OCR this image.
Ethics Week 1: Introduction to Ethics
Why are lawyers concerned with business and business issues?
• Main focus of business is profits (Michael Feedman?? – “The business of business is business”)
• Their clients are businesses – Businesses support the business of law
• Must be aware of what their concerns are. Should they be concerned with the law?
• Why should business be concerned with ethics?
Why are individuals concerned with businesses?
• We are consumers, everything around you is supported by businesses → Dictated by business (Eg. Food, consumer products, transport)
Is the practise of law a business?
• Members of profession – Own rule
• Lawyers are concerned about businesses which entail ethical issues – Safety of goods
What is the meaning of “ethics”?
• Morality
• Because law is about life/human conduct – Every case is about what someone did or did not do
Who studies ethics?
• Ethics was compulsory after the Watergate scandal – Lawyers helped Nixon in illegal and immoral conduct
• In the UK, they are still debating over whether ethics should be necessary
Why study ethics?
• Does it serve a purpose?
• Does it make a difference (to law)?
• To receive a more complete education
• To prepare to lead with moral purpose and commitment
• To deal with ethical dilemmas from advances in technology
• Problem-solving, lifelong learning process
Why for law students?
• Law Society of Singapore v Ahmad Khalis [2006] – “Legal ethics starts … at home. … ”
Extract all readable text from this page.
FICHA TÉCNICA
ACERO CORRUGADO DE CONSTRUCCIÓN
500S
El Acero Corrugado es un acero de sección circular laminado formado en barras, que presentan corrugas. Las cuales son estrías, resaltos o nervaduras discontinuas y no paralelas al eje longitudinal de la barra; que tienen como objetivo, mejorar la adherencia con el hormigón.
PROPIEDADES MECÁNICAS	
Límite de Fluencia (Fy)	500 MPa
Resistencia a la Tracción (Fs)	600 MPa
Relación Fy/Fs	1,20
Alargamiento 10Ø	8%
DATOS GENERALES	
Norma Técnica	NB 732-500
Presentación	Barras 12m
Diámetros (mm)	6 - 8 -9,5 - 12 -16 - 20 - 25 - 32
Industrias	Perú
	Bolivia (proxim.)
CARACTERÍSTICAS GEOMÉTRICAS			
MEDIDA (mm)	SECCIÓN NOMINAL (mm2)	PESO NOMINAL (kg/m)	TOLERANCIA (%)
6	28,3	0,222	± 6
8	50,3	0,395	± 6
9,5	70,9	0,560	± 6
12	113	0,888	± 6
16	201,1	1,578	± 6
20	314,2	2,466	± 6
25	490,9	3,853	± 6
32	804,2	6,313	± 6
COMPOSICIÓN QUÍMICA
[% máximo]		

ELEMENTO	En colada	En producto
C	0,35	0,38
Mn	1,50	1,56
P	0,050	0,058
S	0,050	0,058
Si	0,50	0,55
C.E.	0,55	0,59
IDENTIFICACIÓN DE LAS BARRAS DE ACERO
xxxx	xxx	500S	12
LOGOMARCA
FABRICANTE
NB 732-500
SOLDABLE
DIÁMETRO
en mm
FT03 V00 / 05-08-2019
---*---
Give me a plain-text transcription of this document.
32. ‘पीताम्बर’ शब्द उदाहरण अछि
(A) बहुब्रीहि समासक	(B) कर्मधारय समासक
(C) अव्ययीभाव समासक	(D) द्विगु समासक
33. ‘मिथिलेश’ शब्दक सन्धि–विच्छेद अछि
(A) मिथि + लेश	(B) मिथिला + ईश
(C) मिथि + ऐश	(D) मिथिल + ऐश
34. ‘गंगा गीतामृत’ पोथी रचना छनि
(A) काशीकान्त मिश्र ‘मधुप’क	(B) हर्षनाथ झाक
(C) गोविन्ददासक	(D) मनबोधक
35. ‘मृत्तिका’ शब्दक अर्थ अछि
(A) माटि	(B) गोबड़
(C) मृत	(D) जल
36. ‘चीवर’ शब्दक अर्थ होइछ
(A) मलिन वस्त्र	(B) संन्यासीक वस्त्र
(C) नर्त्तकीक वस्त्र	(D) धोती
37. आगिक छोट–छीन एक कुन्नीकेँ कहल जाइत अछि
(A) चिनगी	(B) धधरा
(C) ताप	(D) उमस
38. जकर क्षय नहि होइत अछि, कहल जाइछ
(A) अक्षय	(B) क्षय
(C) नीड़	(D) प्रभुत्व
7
---*---
→ **WORK TO BE COMPLETED**
Count how many lines hold the string "with" and give that number alone.

→ **THE RESPONSE**
6